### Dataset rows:
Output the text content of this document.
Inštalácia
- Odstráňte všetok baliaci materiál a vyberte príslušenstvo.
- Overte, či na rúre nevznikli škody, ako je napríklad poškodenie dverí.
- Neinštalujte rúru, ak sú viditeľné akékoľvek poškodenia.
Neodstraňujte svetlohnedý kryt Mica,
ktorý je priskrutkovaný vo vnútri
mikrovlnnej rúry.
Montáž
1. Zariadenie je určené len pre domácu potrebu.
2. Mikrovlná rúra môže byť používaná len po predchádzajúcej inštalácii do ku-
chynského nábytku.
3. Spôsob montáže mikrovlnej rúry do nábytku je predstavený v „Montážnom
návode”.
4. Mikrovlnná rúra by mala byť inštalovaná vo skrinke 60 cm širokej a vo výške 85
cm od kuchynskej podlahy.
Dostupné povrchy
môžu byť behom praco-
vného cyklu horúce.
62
==
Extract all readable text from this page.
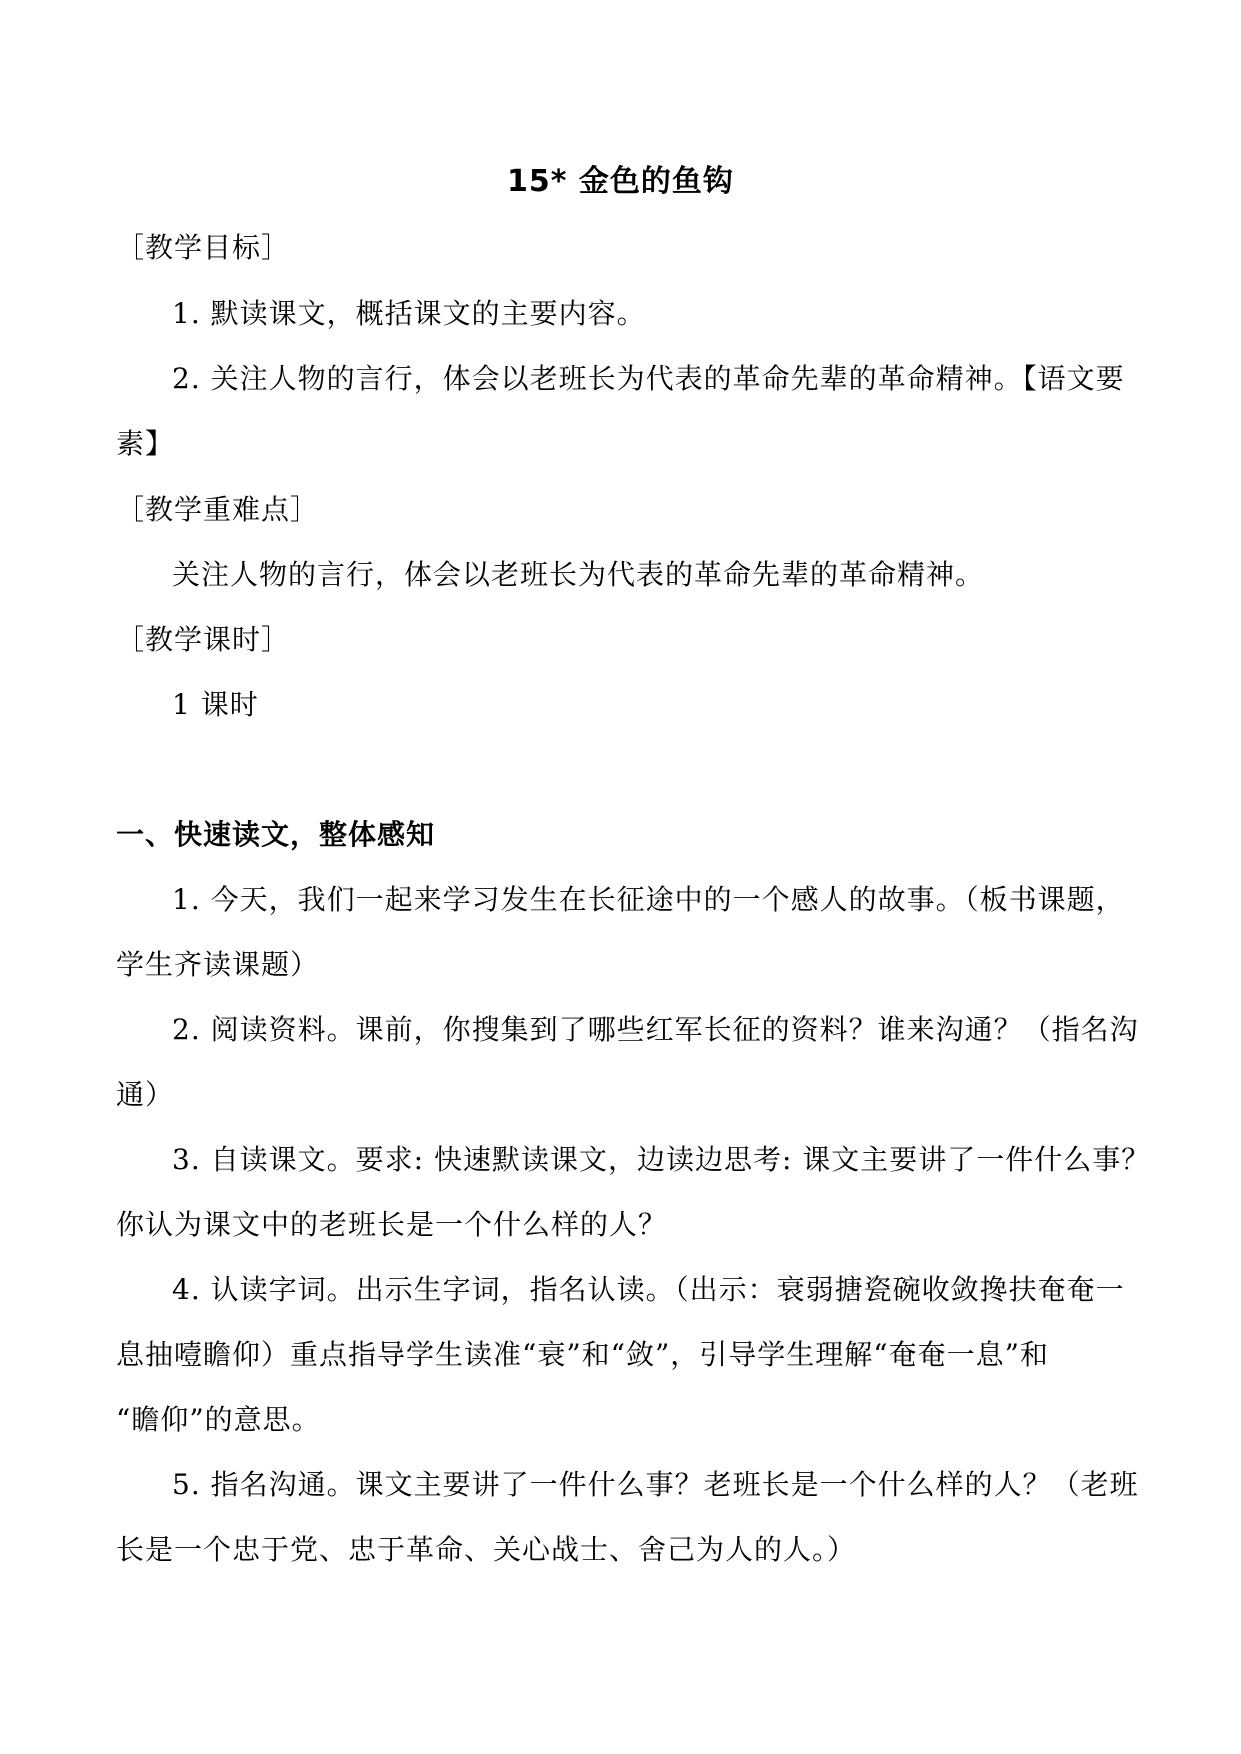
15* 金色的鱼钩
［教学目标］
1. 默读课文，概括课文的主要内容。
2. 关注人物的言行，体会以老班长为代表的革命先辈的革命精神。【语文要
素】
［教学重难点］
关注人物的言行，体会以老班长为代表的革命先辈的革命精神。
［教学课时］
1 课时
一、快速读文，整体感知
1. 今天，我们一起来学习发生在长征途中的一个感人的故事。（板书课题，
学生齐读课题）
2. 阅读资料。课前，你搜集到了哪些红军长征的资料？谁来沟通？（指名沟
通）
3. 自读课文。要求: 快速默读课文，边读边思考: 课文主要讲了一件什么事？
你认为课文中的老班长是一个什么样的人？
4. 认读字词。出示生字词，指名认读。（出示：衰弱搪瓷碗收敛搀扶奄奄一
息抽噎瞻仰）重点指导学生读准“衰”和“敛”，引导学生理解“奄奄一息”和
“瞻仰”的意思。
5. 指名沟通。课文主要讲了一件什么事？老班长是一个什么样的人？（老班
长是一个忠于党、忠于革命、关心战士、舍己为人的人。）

### Problem to solve:
Your task is to gather every line with the word "关注人物的言行" and copy it.

### The reply:
2. 关注人物的言行，体会以老班长为代表的革命先辈的革命精神。【语文要
关注人物的言行，体会以老班长为代表的革命先辈的革命精神。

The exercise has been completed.